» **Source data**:
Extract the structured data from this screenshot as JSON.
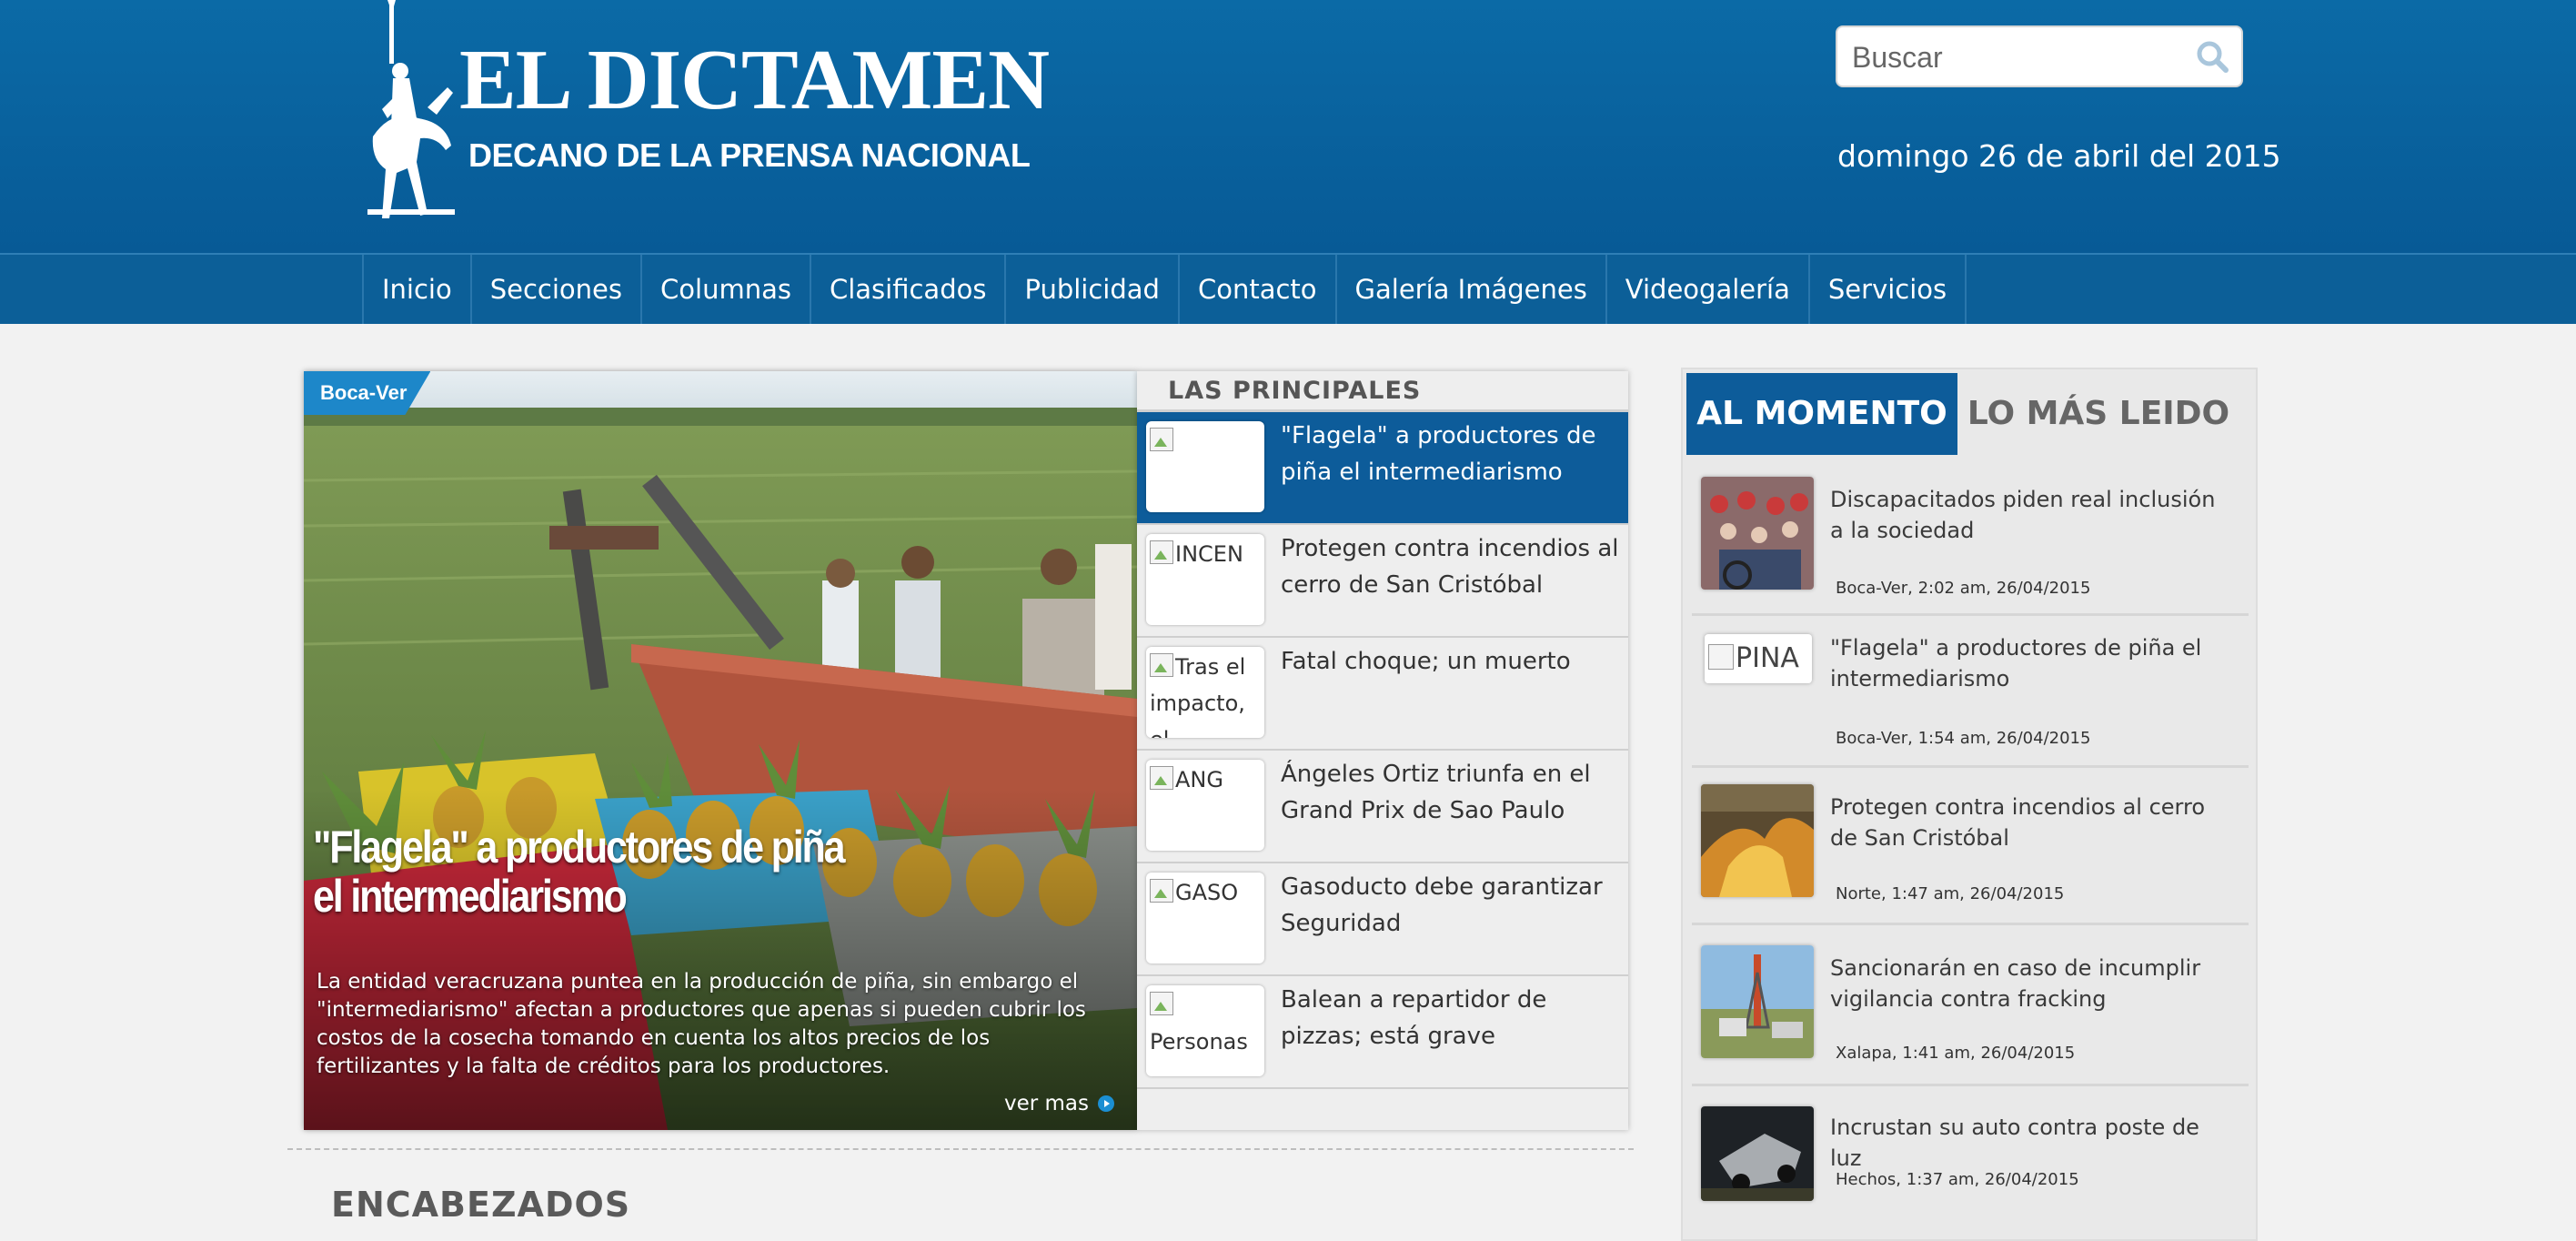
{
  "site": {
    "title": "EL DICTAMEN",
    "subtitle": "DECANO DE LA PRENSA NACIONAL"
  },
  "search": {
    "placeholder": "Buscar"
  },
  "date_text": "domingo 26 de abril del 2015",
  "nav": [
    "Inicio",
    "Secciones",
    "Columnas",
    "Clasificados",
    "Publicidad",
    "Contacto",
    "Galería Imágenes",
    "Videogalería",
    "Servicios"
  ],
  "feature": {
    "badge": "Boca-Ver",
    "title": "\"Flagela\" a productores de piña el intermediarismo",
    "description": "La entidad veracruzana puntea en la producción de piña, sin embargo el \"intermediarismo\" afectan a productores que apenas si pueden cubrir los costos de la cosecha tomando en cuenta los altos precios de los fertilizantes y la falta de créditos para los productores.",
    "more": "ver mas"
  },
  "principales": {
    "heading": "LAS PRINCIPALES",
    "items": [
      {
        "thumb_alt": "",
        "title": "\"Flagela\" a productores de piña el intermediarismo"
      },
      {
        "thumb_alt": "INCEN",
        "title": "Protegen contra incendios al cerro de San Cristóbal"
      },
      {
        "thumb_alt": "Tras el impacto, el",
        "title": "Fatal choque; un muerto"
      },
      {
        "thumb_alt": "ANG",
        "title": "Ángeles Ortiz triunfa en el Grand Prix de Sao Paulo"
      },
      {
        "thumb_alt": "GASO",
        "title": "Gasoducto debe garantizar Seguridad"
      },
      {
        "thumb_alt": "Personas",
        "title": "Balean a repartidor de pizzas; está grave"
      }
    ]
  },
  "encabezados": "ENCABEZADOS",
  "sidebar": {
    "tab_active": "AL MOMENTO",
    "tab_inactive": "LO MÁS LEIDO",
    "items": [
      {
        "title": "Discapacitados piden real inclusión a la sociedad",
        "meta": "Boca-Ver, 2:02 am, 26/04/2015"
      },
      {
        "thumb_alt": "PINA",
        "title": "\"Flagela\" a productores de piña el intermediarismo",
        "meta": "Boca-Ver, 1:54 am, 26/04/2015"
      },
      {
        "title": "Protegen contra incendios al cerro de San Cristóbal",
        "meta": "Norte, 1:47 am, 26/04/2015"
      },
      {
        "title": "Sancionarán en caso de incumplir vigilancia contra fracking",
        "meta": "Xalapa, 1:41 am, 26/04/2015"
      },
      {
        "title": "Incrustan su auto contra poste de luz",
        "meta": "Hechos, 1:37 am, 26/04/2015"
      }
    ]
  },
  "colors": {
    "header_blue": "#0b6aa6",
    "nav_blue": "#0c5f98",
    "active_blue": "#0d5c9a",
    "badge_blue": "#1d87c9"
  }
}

» **INSTRUCTIONS FOR THE TASK**:
When a record holds a picture, leave that picture out; copy the rest verbatim.

» **OUTPUT FOR THIS EXERCISE**:
Extract the structured data from this screenshot as JSON.
{
  "site": {
    "title": "EL DICTAMEN",
    "subtitle": "DECANO DE LA PRENSA NACIONAL"
  },
  "search": {
    "placeholder": "Buscar"
  },
  "date_text": "domingo 26 de abril del 2015",
  "nav": [
    "Inicio",
    "Secciones",
    "Columnas",
    "Clasificados",
    "Publicidad",
    "Contacto",
    "Galería Imágenes",
    "Videogalería",
    "Servicios"
  ],
  "feature": {
    "badge": "Boca-Ver",
    "title": "\"Flagela\" a productores de piña el intermediarismo",
    "description": "La entidad veracruzana puntea en la producción de piña, sin embargo el \"intermediarismo\" afectan a productores que apenas si pueden cubrir los costos de la cosecha tomando en cuenta los altos precios de los fertilizantes y la falta de créditos para los productores.",
    "more": "ver mas"
  },
  "principales": {
    "heading": "LAS PRINCIPALES",
    "items": [
      {
        "thumb_alt": "",
        "title": "\"Flagela\" a productores de piña el intermediarismo"
      },
      {
        "thumb_alt": "INCEN",
        "title": "Protegen contra incendios al cerro de San Cristóbal"
      },
      {
        "thumb_alt": "Tras el impacto, el",
        "title": "Fatal choque; un muerto"
      },
      {
        "thumb_alt": "ANG",
        "title": "Ángeles Ortiz triunfa en el Grand Prix de Sao Paulo"
      },
      {
        "thumb_alt": "GASO",
        "title": "Gasoducto debe garantizar Seguridad"
      },
      {
        "thumb_alt": "Personas",
        "title": "Balean a repartidor de pizzas; está grave"
      }
    ]
  },
  "encabezados": "ENCABEZADOS",
  "sidebar": {
    "tab_active": "AL MOMENTO",
    "tab_inactive": "LO MÁS LEIDO",
    "items": [
      {
        "title": "Discapacitados piden real inclusión a la sociedad",
        "meta": "Boca-Ver, 2:02 am, 26/04/2015"
      },
      {
        "thumb_alt": "PINA",
        "title": "\"Flagela\" a productores de piña el intermediarismo",
        "meta": "Boca-Ver, 1:54 am, 26/04/2015"
      },
      {
        "title": "Protegen contra incendios al cerro de San Cristóbal",
        "meta": "Norte, 1:47 am, 26/04/2015"
      },
      {
        "title": "Sancionarán en caso de incumplir vigilancia contra fracking",
        "meta": "Xalapa, 1:41 am, 26/04/2015"
      },
      {
        "title": "Incrustan su auto contra poste de luz",
        "meta": "Hechos, 1:37 am, 26/04/2015"
      }
    ]
  },
  "colors": {
    "header_blue": "#0b6aa6",
    "nav_blue": "#0c5f98",
    "active_blue": "#0d5c9a",
    "badge_blue": "#1d87c9"
  }
}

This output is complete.